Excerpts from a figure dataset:

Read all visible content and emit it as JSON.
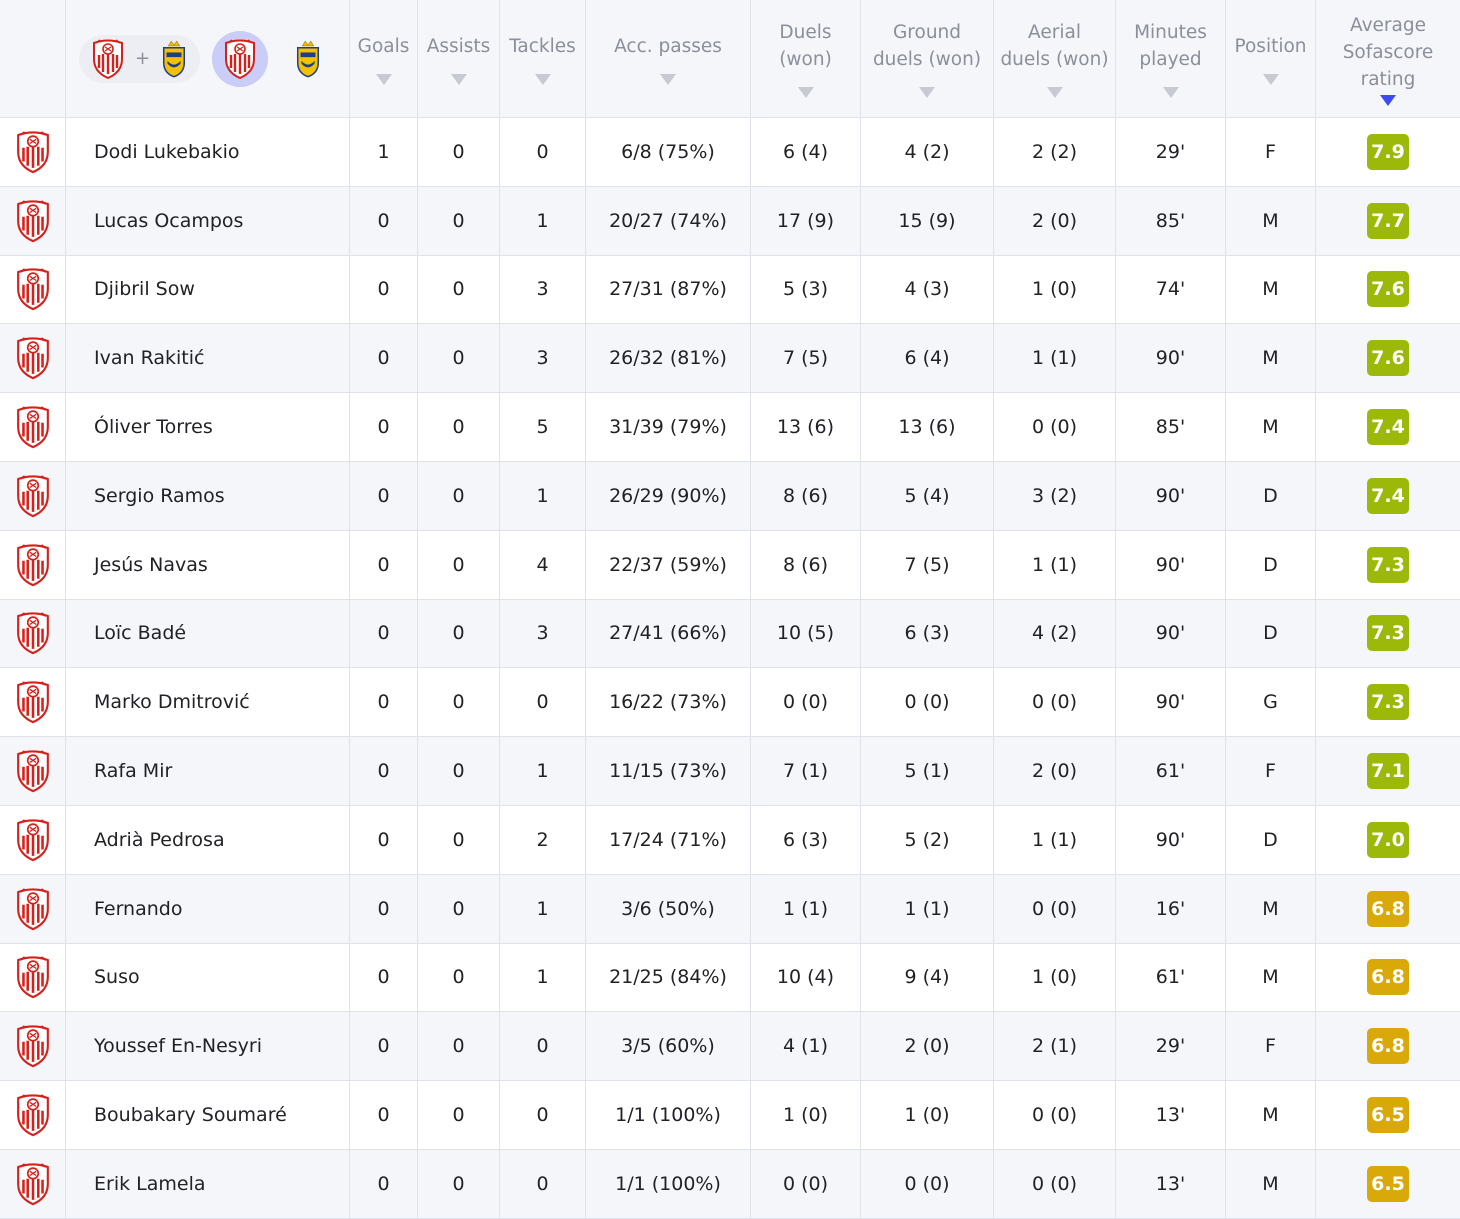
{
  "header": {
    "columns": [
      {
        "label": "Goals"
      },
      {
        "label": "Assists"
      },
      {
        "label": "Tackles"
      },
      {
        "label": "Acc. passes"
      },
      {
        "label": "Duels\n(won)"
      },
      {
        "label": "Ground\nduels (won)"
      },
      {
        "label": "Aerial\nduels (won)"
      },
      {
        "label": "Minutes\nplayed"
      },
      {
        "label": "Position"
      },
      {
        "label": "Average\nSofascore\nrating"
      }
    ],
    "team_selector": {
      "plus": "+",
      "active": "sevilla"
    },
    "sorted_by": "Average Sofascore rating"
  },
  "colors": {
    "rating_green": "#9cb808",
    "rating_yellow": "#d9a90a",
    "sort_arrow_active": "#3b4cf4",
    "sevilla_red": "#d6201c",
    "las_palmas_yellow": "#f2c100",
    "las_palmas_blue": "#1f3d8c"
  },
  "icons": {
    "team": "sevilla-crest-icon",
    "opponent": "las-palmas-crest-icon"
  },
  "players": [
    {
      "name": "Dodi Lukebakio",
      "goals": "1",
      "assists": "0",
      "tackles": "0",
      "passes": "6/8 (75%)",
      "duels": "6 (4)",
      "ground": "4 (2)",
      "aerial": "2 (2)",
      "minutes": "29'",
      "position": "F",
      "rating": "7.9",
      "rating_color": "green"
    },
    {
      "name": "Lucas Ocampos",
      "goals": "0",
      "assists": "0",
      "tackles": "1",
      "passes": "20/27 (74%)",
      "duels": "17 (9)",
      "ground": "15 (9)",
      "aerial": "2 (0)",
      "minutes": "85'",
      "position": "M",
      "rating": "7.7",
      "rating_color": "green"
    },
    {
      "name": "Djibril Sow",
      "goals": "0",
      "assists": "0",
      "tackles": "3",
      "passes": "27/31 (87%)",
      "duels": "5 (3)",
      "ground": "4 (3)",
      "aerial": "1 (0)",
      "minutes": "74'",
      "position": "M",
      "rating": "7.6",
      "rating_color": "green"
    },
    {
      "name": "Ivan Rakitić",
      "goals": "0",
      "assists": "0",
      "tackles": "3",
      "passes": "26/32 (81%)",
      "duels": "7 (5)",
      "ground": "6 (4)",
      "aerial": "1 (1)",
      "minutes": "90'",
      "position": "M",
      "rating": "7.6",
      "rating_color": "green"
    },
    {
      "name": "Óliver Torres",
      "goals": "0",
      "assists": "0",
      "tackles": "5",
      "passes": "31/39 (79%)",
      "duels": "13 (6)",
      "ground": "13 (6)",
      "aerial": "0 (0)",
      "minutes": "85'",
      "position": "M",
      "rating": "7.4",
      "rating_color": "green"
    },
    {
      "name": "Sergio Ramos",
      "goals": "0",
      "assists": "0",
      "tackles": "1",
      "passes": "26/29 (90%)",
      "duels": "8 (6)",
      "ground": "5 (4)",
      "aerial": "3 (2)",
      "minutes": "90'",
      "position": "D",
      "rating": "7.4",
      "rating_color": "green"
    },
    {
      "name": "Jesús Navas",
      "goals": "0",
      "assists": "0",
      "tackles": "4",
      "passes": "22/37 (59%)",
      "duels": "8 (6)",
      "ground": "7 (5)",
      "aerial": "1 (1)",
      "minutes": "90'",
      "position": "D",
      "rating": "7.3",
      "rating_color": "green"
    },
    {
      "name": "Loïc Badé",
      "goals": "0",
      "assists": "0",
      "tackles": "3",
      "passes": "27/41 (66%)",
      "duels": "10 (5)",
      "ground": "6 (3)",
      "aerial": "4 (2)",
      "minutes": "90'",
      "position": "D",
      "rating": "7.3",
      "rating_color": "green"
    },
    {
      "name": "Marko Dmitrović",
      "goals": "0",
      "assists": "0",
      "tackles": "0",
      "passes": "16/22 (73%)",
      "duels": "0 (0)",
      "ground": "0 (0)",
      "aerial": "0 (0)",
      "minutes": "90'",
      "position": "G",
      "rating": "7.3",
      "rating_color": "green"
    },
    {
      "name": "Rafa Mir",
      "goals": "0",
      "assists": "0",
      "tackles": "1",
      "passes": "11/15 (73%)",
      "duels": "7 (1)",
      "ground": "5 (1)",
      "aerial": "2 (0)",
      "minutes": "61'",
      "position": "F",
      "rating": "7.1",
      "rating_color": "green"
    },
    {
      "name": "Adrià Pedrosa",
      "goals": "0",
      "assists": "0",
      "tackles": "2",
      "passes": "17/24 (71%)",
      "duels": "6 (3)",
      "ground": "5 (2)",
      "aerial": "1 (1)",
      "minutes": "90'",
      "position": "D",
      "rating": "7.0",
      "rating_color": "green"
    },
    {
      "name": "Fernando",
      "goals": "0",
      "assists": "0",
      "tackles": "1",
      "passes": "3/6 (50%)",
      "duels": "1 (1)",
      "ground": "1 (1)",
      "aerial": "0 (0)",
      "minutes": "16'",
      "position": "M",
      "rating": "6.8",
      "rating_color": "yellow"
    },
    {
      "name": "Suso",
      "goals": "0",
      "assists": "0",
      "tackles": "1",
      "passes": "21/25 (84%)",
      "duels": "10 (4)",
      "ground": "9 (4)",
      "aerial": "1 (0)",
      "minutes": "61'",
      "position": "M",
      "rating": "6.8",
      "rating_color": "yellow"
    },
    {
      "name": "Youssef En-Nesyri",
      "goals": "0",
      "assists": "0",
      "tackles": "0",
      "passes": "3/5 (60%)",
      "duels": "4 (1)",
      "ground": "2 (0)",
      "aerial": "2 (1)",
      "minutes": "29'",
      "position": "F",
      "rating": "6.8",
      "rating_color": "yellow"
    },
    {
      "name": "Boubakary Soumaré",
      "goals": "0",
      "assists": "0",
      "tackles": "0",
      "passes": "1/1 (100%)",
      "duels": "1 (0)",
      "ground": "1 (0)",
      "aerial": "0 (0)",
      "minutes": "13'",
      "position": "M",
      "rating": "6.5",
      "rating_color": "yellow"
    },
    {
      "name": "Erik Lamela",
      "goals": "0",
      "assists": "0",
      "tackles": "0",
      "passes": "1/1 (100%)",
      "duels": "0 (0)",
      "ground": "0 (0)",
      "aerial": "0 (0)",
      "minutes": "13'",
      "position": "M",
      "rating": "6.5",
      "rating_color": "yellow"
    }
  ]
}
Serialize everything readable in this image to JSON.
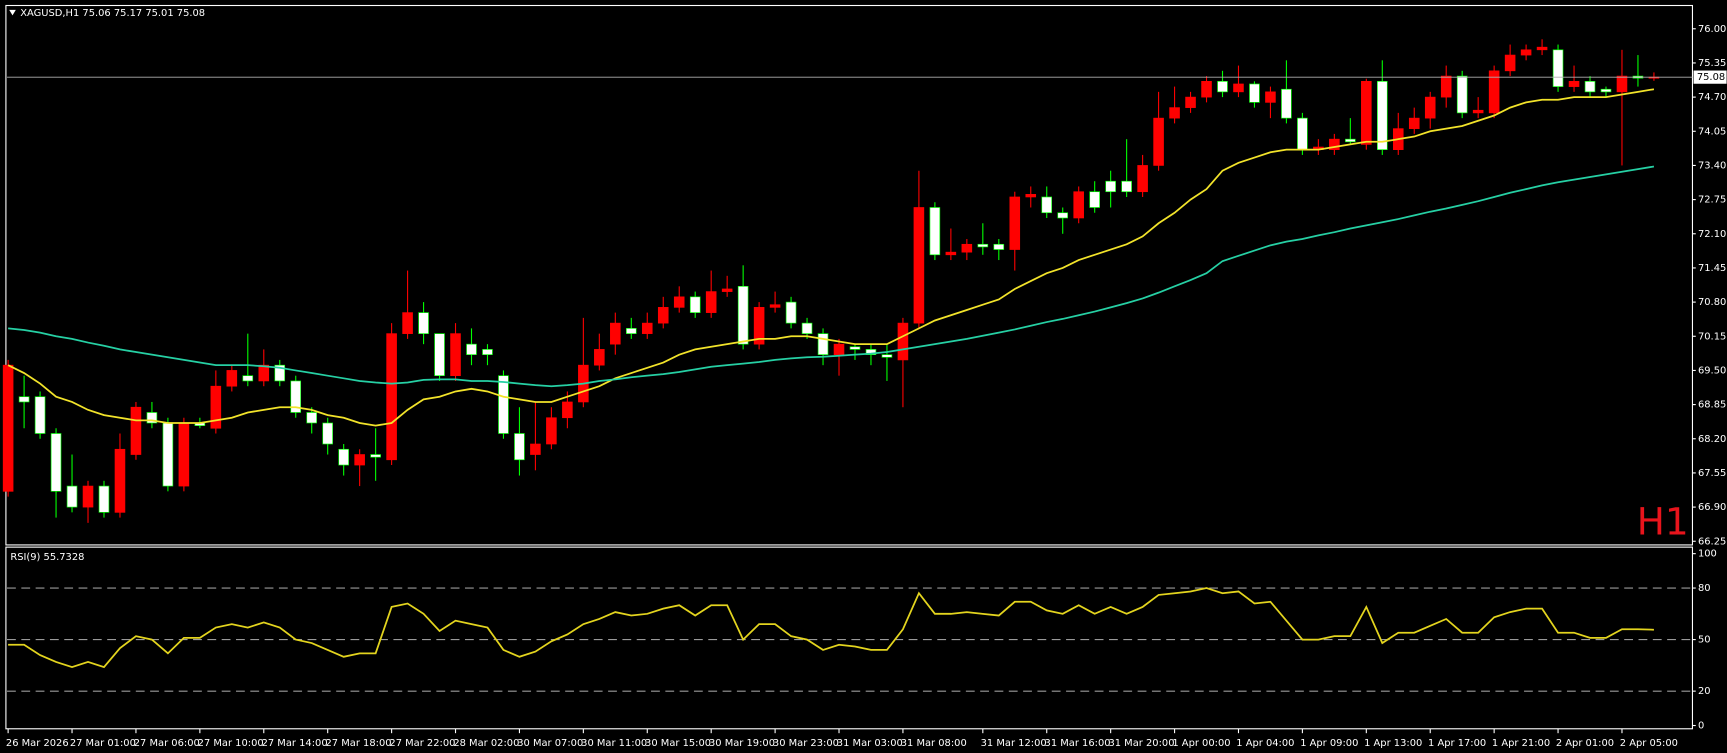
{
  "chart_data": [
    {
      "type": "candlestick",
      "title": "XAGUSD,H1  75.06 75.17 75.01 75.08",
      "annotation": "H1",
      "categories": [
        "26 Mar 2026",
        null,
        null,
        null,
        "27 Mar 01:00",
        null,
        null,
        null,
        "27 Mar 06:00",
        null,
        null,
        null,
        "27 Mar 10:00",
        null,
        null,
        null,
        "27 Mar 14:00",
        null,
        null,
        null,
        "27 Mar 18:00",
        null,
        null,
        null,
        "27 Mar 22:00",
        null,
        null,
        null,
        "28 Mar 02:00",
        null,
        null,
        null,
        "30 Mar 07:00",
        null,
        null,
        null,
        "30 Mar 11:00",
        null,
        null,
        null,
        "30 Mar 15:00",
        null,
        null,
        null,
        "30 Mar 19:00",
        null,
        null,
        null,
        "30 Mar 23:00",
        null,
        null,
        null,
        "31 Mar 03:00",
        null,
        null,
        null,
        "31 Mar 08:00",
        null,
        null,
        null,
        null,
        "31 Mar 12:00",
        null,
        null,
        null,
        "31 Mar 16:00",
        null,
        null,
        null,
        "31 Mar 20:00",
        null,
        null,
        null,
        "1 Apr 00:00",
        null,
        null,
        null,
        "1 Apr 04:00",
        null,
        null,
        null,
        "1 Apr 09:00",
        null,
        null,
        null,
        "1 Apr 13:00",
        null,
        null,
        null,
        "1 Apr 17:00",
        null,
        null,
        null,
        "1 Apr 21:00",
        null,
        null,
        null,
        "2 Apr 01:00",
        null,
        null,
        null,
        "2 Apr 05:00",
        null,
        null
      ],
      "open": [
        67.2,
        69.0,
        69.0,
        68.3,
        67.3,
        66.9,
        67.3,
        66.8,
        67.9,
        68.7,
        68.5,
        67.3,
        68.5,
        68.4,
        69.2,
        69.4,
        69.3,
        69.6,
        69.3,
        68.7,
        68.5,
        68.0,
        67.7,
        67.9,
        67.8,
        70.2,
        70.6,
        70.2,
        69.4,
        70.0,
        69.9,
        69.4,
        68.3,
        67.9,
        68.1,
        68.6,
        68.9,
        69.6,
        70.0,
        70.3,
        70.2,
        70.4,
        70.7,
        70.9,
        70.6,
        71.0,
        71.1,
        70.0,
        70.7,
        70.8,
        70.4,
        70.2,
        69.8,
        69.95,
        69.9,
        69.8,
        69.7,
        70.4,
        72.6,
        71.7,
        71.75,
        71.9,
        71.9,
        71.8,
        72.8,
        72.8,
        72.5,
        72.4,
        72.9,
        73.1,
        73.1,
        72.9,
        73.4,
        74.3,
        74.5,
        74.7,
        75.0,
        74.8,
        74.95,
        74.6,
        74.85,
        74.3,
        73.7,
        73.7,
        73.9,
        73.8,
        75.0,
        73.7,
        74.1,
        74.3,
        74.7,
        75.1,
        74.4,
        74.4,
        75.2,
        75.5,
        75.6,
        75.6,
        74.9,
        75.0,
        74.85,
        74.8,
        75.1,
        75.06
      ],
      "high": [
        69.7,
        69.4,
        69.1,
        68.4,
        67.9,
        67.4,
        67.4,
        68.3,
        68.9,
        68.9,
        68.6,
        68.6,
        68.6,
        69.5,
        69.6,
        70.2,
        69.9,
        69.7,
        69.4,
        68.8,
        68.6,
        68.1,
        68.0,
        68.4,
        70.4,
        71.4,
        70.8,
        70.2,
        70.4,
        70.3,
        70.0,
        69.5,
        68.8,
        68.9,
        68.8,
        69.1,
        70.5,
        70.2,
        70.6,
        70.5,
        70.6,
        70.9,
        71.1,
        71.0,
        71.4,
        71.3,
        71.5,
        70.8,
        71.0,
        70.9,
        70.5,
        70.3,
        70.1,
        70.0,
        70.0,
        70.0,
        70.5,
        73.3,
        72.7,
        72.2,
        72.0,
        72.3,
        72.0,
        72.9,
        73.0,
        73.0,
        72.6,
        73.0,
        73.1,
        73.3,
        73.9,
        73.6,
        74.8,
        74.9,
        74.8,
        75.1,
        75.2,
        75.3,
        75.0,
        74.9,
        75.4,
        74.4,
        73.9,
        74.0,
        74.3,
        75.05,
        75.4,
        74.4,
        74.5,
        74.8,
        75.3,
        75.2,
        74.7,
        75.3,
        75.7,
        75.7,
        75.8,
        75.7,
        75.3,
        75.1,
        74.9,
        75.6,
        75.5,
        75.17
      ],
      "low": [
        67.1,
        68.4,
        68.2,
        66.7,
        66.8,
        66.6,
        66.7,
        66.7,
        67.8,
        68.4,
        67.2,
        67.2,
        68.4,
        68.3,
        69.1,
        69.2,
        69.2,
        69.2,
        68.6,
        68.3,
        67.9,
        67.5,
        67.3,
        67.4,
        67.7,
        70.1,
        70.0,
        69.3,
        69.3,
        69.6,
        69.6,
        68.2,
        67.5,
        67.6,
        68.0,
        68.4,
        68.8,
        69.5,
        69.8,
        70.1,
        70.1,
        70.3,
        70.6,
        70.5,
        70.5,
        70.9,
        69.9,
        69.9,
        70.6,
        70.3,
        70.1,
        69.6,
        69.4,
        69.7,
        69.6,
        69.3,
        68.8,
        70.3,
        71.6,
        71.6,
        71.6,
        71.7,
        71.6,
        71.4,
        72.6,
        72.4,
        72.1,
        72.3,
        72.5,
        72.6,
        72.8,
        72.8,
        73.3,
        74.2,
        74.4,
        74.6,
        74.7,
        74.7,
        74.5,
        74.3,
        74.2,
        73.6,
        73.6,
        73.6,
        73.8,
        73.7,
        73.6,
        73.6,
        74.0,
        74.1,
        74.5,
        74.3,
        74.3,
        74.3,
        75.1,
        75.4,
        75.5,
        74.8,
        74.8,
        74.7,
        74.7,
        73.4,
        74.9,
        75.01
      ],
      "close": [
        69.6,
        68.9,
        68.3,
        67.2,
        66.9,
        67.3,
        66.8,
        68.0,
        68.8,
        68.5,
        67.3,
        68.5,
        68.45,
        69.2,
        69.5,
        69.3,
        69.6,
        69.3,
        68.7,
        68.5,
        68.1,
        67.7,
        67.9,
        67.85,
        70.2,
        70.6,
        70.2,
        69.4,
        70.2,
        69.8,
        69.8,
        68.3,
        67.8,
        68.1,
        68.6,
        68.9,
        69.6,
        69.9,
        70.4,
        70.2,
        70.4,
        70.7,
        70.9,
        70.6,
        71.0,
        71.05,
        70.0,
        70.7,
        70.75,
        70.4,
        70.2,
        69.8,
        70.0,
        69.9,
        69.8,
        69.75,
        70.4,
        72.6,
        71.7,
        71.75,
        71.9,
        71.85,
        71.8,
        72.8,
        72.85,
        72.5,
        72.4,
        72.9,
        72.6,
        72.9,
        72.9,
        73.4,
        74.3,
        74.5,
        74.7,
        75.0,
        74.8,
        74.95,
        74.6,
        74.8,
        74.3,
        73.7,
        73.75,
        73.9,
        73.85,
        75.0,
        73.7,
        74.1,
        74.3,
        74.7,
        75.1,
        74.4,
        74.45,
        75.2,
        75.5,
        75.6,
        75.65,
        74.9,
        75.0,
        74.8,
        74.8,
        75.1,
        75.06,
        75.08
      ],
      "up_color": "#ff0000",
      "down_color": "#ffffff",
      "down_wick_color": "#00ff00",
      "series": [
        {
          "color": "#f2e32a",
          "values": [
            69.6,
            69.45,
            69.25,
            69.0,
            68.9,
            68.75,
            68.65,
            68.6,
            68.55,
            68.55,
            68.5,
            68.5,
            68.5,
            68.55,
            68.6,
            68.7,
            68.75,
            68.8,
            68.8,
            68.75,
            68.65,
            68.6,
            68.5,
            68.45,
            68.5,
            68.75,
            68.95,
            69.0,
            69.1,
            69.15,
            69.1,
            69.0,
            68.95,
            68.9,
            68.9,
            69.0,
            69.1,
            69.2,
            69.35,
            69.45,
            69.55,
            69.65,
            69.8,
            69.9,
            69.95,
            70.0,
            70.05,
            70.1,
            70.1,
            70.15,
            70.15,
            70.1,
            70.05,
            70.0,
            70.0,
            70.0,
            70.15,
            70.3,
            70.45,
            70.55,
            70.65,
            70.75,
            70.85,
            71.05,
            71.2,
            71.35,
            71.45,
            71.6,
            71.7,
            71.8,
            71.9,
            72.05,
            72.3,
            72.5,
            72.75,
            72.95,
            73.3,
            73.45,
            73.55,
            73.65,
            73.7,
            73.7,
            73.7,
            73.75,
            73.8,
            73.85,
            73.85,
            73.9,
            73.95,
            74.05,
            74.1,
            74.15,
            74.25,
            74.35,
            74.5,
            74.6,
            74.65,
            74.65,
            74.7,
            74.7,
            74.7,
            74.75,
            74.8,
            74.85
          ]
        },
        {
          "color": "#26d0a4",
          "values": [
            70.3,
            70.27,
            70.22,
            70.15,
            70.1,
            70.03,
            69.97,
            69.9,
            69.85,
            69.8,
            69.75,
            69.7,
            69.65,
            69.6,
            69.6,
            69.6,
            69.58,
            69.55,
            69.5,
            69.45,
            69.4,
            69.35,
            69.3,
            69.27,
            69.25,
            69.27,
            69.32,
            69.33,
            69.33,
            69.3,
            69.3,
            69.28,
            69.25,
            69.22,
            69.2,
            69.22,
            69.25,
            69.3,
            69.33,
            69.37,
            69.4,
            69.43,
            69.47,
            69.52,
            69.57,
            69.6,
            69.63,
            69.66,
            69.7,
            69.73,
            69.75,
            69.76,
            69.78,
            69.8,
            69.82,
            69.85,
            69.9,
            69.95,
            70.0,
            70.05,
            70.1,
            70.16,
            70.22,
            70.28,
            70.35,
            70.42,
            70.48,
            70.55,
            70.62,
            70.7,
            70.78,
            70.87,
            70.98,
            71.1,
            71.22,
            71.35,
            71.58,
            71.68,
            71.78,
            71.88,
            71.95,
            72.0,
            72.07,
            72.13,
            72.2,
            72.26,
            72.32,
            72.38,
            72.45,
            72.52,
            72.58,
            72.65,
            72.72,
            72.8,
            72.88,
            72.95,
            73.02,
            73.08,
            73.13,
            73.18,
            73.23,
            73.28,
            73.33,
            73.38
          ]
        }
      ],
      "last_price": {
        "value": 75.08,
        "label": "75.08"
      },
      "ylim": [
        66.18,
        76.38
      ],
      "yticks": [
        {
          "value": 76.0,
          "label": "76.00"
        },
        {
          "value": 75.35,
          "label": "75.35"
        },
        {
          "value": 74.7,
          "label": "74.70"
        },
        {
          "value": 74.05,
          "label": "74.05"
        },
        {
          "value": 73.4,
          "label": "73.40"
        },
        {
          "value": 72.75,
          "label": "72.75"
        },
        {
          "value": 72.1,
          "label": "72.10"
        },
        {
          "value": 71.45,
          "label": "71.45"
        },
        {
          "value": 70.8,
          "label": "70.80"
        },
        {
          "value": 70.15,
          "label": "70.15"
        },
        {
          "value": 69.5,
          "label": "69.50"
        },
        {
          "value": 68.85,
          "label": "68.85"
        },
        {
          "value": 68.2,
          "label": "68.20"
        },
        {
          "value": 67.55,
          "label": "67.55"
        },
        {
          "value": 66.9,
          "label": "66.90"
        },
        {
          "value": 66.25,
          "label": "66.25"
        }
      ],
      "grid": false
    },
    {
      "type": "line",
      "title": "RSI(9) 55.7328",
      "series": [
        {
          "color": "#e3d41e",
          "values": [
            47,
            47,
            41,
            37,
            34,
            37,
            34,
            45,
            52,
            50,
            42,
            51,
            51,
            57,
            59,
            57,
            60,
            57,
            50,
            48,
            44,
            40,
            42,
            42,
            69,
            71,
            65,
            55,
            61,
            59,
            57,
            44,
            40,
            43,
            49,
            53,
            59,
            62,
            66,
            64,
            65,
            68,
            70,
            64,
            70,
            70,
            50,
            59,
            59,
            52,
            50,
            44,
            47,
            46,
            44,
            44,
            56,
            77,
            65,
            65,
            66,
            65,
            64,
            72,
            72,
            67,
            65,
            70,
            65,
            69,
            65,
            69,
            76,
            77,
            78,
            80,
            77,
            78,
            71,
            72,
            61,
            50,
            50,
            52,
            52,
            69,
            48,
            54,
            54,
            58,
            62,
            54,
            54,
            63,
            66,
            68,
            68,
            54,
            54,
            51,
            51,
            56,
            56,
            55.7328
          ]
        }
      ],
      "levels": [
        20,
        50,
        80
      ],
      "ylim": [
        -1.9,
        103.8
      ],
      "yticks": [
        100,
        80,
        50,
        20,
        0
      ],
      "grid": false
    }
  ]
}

Task objective >> Show every line where the string "crest" appears.

Solved exercise >>
    "team": "sevilla-crest-icon",
    "opponent": "las-palmas-crest-icon"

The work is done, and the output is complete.